start Records for the task

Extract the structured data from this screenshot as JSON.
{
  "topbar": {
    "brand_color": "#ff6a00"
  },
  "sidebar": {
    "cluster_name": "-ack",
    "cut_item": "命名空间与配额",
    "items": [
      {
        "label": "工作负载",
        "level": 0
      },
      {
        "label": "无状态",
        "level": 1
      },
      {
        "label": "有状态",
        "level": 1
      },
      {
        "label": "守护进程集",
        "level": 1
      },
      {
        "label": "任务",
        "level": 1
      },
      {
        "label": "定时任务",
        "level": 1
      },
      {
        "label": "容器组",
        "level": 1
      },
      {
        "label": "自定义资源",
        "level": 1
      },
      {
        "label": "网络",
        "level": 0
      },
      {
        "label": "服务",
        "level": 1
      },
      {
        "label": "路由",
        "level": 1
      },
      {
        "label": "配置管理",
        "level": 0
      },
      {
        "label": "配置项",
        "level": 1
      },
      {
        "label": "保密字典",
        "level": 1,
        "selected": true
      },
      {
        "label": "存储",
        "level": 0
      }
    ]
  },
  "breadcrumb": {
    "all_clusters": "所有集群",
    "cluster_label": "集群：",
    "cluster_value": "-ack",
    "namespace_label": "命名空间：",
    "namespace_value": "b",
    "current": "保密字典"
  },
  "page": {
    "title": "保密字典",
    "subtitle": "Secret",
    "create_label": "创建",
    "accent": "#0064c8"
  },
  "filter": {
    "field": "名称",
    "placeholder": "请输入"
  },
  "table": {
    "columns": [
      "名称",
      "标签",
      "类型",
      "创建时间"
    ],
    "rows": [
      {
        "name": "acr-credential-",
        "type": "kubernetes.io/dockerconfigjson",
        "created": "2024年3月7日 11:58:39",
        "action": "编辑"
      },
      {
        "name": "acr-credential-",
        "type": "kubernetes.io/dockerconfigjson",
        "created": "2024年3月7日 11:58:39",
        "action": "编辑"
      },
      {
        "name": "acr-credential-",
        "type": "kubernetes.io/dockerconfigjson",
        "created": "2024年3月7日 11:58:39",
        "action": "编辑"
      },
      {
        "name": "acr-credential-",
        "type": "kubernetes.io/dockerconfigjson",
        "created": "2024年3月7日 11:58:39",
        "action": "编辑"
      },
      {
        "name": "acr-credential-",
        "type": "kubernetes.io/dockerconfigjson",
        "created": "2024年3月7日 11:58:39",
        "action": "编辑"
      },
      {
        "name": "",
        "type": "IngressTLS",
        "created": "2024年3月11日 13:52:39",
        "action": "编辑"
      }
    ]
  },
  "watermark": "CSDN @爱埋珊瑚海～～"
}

end Records for the task

# Directions for this task:
Print the records above in full, exactly.

# Output for this exercise:
Extract the structured data from this screenshot as JSON.
{
  "topbar": {
    "brand_color": "#ff6a00"
  },
  "sidebar": {
    "cluster_name": "-ack",
    "cut_item": "命名空间与配额",
    "items": [
      {
        "label": "工作负载",
        "level": 0
      },
      {
        "label": "无状态",
        "level": 1
      },
      {
        "label": "有状态",
        "level": 1
      },
      {
        "label": "守护进程集",
        "level": 1
      },
      {
        "label": "任务",
        "level": 1
      },
      {
        "label": "定时任务",
        "level": 1
      },
      {
        "label": "容器组",
        "level": 1
      },
      {
        "label": "自定义资源",
        "level": 1
      },
      {
        "label": "网络",
        "level": 0
      },
      {
        "label": "服务",
        "level": 1
      },
      {
        "label": "路由",
        "level": 1
      },
      {
        "label": "配置管理",
        "level": 0
      },
      {
        "label": "配置项",
        "level": 1
      },
      {
        "label": "保密字典",
        "level": 1,
        "selected": true
      },
      {
        "label": "存储",
        "level": 0
      }
    ]
  },
  "breadcrumb": {
    "all_clusters": "所有集群",
    "cluster_label": "集群：",
    "cluster_value": "-ack",
    "namespace_label": "命名空间：",
    "namespace_value": "b",
    "current": "保密字典"
  },
  "page": {
    "title": "保密字典",
    "subtitle": "Secret",
    "create_label": "创建",
    "accent": "#0064c8"
  },
  "filter": {
    "field": "名称",
    "placeholder": "请输入"
  },
  "table": {
    "columns": [
      "名称",
      "标签",
      "类型",
      "创建时间"
    ],
    "rows": [
      {
        "name": "acr-credential-",
        "type": "kubernetes.io/dockerconfigjson",
        "created": "2024年3月7日 11:58:39",
        "action": "编辑"
      },
      {
        "name": "acr-credential-",
        "type": "kubernetes.io/dockerconfigjson",
        "created": "2024年3月7日 11:58:39",
        "action": "编辑"
      },
      {
        "name": "acr-credential-",
        "type": "kubernetes.io/dockerconfigjson",
        "created": "2024年3月7日 11:58:39",
        "action": "编辑"
      },
      {
        "name": "acr-credential-",
        "type": "kubernetes.io/dockerconfigjson",
        "created": "2024年3月7日 11:58:39",
        "action": "编辑"
      },
      {
        "name": "acr-credential-",
        "type": "kubernetes.io/dockerconfigjson",
        "created": "2024年3月7日 11:58:39",
        "action": "编辑"
      },
      {
        "name": "",
        "type": "IngressTLS",
        "created": "2024年3月11日 13:52:39",
        "action": "编辑"
      }
    ]
  },
  "watermark": "CSDN @爱埋珊瑚海～～"
}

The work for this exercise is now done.